### EXERCISE DESCRIPTION
Work out how many lines of the listing hold the string "into", then answer with that number and nothing else.

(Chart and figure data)
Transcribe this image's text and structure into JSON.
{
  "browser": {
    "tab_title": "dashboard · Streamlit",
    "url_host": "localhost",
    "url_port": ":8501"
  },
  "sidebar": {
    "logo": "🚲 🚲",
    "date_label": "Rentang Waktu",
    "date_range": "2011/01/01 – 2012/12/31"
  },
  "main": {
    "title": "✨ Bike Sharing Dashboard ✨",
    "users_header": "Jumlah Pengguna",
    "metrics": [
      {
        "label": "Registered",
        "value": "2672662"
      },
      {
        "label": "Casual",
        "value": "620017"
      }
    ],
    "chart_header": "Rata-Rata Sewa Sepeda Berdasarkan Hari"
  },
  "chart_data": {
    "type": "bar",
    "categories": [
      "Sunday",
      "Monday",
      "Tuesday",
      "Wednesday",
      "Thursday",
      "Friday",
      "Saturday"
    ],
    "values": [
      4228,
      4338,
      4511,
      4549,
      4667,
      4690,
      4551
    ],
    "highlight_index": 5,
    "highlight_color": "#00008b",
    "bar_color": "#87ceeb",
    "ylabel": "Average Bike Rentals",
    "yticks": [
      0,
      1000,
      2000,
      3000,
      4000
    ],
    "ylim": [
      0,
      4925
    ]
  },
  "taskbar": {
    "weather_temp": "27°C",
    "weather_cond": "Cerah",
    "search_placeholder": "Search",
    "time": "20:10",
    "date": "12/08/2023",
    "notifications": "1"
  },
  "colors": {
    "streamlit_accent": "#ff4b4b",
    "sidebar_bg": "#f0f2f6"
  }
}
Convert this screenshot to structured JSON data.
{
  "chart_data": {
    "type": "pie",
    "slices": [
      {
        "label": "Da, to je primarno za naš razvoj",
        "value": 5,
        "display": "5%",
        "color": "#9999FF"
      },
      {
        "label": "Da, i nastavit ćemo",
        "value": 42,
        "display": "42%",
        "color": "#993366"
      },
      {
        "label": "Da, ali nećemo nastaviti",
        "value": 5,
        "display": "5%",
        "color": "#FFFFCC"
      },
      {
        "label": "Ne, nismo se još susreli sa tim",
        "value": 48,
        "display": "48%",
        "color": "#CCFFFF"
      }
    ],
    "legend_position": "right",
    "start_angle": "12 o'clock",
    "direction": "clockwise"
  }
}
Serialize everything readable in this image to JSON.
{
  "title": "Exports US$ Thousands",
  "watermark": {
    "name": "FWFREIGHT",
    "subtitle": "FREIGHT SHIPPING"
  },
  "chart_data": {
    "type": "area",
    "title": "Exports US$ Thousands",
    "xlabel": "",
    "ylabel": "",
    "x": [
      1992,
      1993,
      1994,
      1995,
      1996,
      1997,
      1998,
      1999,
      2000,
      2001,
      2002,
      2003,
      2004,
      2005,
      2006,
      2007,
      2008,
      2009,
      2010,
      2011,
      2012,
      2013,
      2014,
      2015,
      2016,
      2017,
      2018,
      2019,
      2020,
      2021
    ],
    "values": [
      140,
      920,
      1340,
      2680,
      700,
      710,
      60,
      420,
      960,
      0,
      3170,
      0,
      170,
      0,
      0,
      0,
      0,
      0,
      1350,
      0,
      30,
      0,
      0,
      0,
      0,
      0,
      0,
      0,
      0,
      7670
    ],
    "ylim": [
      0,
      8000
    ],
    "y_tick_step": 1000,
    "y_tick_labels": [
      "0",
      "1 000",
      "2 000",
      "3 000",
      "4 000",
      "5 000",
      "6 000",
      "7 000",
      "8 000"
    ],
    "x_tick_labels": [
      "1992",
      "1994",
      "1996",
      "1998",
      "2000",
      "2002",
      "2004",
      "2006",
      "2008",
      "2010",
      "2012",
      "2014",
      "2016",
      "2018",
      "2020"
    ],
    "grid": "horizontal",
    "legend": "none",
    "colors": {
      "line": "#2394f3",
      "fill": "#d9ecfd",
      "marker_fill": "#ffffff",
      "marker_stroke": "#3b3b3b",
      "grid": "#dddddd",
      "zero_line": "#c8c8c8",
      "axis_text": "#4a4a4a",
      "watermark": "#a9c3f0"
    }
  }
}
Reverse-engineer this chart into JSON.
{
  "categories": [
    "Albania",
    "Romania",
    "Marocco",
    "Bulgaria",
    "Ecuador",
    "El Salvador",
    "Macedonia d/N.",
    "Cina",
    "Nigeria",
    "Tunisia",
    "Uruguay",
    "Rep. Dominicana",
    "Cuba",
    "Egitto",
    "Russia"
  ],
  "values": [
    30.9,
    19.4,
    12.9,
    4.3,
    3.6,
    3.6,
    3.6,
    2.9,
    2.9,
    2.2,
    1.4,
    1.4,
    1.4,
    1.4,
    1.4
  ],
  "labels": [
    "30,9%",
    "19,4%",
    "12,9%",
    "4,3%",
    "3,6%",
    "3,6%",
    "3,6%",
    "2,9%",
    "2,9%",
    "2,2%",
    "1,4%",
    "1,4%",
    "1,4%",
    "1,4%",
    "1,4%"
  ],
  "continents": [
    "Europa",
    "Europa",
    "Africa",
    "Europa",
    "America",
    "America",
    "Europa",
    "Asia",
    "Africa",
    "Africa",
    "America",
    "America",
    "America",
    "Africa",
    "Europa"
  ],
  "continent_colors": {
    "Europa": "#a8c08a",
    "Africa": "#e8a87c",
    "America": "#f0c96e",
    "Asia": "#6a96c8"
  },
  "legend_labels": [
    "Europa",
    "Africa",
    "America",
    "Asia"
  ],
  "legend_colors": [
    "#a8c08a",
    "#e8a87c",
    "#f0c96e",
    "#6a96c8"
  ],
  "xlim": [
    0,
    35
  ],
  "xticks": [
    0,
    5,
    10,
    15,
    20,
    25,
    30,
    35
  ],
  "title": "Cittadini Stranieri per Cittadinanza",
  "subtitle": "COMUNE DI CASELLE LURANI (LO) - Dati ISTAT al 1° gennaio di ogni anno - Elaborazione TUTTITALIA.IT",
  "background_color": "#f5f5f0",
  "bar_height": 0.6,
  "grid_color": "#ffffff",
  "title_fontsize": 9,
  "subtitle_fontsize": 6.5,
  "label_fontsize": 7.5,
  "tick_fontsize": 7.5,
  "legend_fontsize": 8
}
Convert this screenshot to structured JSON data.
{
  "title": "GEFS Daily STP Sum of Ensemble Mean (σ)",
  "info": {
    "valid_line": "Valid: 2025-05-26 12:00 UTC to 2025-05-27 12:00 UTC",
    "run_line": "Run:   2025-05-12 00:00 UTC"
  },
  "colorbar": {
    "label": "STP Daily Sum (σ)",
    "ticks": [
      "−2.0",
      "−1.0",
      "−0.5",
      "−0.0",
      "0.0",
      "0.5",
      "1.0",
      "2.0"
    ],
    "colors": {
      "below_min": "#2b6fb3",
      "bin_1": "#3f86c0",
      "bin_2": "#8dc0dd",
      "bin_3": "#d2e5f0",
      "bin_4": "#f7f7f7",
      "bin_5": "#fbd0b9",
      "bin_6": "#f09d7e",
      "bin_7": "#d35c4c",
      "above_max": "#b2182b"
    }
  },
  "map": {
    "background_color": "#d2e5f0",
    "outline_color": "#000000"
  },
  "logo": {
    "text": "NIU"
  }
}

### TASK RESPONSE
2